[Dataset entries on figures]

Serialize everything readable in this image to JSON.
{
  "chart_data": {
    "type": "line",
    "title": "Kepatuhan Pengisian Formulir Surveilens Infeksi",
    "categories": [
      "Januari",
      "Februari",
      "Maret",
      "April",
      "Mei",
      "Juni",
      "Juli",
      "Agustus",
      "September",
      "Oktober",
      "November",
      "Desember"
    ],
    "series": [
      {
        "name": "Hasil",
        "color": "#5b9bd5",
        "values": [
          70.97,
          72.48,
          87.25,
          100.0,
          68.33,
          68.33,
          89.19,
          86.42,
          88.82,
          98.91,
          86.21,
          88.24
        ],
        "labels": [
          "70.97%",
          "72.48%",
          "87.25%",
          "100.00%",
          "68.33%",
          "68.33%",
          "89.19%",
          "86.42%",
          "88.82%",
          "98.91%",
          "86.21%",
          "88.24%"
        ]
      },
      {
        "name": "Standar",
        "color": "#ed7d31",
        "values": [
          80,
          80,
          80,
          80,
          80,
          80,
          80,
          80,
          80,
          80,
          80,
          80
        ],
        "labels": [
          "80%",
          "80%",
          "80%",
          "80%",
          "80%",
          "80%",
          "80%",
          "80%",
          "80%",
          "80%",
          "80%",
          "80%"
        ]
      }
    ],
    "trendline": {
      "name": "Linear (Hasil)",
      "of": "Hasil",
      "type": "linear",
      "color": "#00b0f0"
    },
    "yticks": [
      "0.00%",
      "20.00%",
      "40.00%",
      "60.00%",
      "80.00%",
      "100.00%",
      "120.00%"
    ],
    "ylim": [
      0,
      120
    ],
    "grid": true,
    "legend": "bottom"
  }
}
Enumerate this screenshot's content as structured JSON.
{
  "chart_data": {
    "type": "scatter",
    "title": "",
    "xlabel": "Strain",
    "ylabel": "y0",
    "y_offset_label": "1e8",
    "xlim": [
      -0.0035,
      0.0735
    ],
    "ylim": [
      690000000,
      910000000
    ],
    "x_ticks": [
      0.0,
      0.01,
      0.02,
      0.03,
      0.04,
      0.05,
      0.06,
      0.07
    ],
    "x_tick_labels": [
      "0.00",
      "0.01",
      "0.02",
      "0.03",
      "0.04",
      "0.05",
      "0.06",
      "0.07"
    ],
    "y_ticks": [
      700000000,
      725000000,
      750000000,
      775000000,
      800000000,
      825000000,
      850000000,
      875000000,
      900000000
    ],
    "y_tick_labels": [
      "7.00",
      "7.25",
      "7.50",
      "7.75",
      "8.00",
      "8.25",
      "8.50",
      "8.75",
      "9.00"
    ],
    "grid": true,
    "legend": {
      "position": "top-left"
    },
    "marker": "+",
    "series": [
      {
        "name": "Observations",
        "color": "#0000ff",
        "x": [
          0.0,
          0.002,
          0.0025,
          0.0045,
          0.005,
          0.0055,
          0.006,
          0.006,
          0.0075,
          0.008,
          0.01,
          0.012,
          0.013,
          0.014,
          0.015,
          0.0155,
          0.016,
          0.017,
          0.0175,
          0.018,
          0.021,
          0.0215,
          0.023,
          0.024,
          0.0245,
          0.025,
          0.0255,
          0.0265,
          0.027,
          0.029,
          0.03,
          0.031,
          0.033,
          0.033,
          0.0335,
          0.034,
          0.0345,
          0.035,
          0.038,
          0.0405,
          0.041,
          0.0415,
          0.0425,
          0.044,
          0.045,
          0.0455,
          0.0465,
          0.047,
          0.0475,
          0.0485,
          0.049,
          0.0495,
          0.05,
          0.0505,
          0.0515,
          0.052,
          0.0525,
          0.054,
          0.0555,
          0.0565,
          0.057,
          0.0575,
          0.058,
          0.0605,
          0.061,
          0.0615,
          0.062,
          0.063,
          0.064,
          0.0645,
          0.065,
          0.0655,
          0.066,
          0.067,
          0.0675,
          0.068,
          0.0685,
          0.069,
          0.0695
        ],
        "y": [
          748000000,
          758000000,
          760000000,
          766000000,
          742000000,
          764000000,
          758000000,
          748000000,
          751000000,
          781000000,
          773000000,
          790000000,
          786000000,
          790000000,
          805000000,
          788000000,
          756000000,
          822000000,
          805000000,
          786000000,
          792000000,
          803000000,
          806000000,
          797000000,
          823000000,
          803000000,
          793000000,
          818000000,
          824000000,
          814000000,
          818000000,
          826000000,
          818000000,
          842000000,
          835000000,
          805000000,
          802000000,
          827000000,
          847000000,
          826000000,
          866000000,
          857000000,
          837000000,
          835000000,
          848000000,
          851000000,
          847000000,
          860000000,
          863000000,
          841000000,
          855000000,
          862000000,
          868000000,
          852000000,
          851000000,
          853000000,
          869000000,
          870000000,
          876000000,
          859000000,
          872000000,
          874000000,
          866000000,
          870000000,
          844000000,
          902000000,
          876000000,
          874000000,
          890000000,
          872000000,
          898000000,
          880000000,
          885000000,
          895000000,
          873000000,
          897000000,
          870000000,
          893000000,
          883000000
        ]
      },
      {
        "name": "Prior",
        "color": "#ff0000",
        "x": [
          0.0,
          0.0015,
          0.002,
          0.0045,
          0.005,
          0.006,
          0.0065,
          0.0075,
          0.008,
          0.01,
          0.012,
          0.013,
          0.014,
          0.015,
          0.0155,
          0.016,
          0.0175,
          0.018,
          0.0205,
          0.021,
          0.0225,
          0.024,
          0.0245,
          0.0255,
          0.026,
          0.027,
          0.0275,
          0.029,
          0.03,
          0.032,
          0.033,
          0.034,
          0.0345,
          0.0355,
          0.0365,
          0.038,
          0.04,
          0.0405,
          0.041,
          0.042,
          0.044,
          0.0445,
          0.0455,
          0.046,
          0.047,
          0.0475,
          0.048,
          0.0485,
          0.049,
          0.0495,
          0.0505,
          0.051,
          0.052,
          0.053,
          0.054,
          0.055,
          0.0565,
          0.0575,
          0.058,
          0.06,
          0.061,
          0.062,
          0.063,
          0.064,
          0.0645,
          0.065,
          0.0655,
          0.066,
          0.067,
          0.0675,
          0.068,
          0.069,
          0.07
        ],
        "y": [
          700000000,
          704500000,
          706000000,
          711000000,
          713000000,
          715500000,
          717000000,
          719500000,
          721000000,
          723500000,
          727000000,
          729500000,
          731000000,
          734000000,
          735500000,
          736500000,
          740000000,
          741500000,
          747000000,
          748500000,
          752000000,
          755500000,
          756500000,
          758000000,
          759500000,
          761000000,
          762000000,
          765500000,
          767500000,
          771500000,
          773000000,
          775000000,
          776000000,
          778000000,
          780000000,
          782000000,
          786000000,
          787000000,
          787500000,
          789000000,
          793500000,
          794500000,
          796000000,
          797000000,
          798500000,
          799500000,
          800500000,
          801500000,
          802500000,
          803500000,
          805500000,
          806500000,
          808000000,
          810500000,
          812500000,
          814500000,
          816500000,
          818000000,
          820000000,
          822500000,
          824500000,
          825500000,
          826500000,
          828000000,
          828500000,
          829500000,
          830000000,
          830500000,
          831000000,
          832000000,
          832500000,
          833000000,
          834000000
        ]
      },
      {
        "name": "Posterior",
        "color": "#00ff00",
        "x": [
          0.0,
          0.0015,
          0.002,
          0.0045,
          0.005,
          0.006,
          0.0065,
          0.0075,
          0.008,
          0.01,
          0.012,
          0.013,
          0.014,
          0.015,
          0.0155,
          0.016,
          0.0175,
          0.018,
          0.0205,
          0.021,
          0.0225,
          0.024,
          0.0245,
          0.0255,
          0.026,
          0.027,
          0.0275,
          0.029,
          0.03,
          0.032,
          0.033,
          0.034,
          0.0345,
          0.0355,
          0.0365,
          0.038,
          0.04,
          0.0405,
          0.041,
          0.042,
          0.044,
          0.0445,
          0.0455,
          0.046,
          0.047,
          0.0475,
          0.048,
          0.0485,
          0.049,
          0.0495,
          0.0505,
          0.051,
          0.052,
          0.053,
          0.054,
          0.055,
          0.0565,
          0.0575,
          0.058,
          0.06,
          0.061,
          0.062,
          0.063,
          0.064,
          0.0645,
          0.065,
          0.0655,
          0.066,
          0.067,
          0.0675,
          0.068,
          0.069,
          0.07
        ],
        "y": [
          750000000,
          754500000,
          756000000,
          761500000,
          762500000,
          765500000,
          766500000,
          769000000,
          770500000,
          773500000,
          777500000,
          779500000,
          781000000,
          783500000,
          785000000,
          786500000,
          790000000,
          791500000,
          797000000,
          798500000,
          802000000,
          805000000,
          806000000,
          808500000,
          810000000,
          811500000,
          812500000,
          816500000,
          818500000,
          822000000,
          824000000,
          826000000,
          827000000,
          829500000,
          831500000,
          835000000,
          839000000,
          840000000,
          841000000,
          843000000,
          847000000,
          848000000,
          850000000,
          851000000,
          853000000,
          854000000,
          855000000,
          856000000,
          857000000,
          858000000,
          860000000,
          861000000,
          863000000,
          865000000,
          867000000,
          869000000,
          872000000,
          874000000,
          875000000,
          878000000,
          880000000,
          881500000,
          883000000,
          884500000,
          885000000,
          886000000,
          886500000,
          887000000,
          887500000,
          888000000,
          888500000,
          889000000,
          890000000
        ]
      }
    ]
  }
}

Your task. Looking at the data above, how many lines hold the word "JSON"? Respond with the number alone.

Worked solution. 2